Dataset entries on figures.
────────────────────
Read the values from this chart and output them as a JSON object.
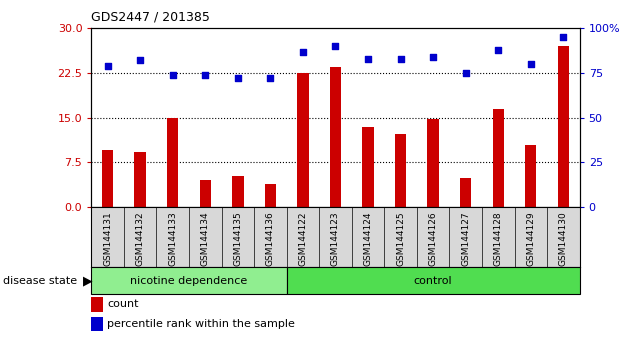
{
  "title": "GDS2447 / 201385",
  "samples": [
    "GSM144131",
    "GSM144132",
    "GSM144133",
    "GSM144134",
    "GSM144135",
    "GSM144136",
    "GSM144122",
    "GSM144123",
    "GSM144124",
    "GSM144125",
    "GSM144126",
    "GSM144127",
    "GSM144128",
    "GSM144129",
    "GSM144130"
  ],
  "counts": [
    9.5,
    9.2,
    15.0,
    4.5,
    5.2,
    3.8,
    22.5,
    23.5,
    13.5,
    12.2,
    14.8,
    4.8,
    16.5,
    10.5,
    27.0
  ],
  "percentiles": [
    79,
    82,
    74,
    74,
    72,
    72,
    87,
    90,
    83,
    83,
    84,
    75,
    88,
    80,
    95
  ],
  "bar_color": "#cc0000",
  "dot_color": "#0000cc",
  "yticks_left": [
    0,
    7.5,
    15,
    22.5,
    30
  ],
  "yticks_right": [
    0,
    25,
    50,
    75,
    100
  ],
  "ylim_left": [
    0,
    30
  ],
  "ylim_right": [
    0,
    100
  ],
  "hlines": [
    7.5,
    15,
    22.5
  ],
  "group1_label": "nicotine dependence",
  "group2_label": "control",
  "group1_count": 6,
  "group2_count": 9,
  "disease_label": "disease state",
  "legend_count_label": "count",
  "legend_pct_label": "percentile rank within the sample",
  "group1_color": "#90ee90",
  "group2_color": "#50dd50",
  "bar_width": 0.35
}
────────────────────
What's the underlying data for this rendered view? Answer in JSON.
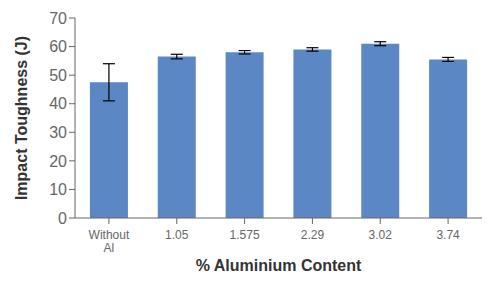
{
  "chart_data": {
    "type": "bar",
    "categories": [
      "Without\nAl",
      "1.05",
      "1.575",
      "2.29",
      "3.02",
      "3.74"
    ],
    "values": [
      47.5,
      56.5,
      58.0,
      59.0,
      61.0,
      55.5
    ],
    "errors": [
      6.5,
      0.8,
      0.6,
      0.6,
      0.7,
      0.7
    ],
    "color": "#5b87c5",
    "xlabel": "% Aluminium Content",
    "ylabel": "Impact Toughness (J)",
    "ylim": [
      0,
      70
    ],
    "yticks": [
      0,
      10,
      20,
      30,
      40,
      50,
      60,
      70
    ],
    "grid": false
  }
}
────────────────────
Pull every line containing "this" out of the records.

COMPLETE OUTPUT.
Read the values from this chart and output them as a JSON object.
What's the underlying data for this rendered view? Answer in JSON.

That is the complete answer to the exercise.